>> START Data for processing

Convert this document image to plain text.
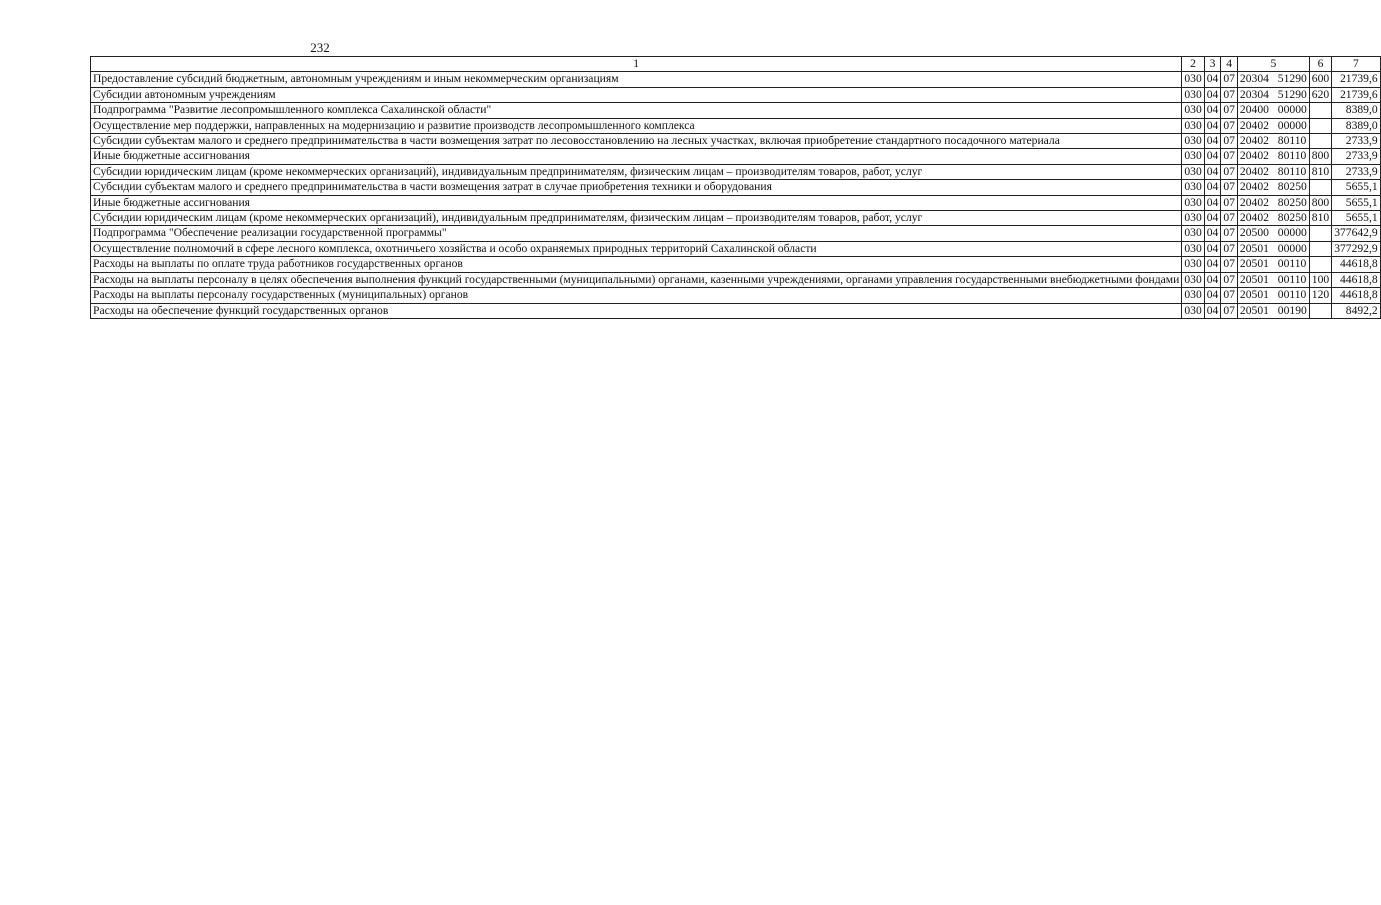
232
1	2	3	4	5	6	7
Предоставление субсидий бюджетным, автономным учреждениям и иным некоммерческим организациям	030	04	07	20304 51290	600	21739,6
Субсидии автономным учреждениям	030	04	07	20304 51290	620	21739,6
Подпрограмма "Развитие лесопромышленного комплекса Сахалинской области"	030	04	07	20400 00000		8389,0
Осуществление мер поддержки, направленных на модернизацию и развитие производств лесопромышленного комплекса	030	04	07	20402 00000		8389,0
Субсидии субъектам малого и среднего предпринимательства в части возмещения затрат по лесовосстановлению на лесных участках, включая приобретение стандартного посадочного материала	030	04	07	20402 80110		2733,9
Иные бюджетные ассигнования	030	04	07	20402 80110	800	2733,9
Субсидии юридическим лицам (кроме некоммерческих организаций), индивидуальным предпринимателям, физическим лицам – производителям товаров, работ, услуг	030	04	07	20402 80110	810	2733,9
Субсидии субъектам малого и среднего предпринимательства в части возмещения затрат в случае приобретения техники и оборудования	030	04	07	20402 80250		5655,1
Иные бюджетные ассигнования	030	04	07	20402 80250	800	5655,1
Субсидии юридическим лицам (кроме некоммерческих организаций), индивидуальным предпринимателям, физическим лицам – производителям товаров, работ, услуг	030	04	07	20402 80250	810	5655,1
Подпрограмма "Обеспечение реализации государственной программы"	030	04	07	20500 00000		377642,9
Осуществление полномочий в сфере лесного комплекса, охотничьего хозяйства и особо охраняемых природных территорий Сахалинской области	030	04	07	20501 00000		377292,9
Расходы на выплаты по оплате труда работников государственных органов	030	04	07	20501 00110		44618,8
Расходы на выплаты персоналу в целях обеспечения выполнения функций государственными (муниципальными) органами, казенными учреждениями, органами управления государственными внебюджетными фондами	030	04	07	20501 00110	100	44618,8
Расходы на выплаты персоналу государственных (муниципальных) органов	030	04	07	20501 00110	120	44618,8
Расходы на обеспечение функций государственных органов	030	04	07	20501 00190		8492,2
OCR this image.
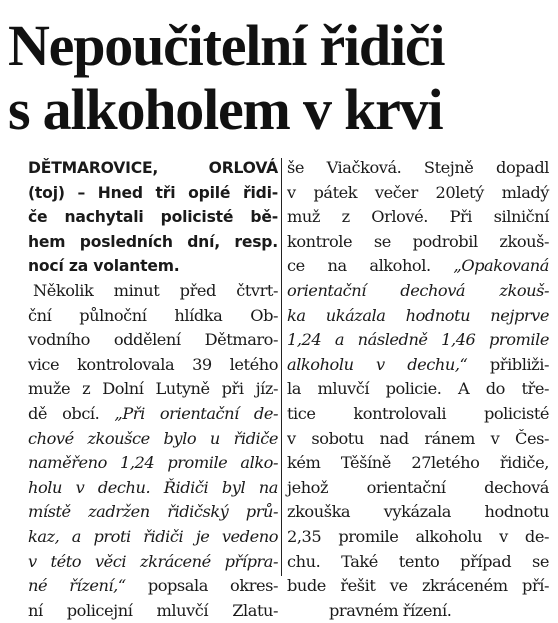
Nepoučitelní řidiči
s alkoholem v krvi
DĚTMAROVICE, ORLOVÁ
(toj) – Hned tři opilé řidi-
če nachytali policisté bě-
hem posledních dní, resp.
nocí za volantem.
Několik minut před čtvrt-
ční půlnoční hlídka Ob-
vodního oddělení Dětmaro-
vice kontrolovala 39 letého
muže z Dolní Lutyně při jíz-
dě obcí. „Při orientační de-
chové zkoušce bylo u řidiče
naměřeno 1,24 promile alko-
holu v dechu. Řidiči byl na
místě zadržen řidičský prů-
kaz, a proti řidiči je vedeno
v této věci zkrácené přípra-
né řízení,“ popsala okres-
ní policejní mluvčí Zlatu-
še Viačková. Stejně dopadl
v pátek večer 20letý mladý
muž z Orlové. Při silniční
kontrole se podrobil zkouš-
ce na alkohol. „Opakovaná
orientační dechová zkouš-
ka ukázala hodnotu nejprve
1,24 a následně 1,46 promile
alkoholu v dechu,“ přibliži-
la mluvčí policie. A do tře-
tice kontrolovali policisté
v sobotu nad ránem v Čes-
kém Těšíně 27letého řidiče,
jehož orientační dechová
zkouška vykázala hodnotu
2,35 promile alkoholu v de-
chu. Také tento případ se
bude řešit ve zkráceném pří-
pravném řízení.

>> END Data for processing

#### [What is asked]
Check each line above for "řízení" and return the ones that have it.

#### [Task output]
né řízení,“ popsala okres-
pravném řízení.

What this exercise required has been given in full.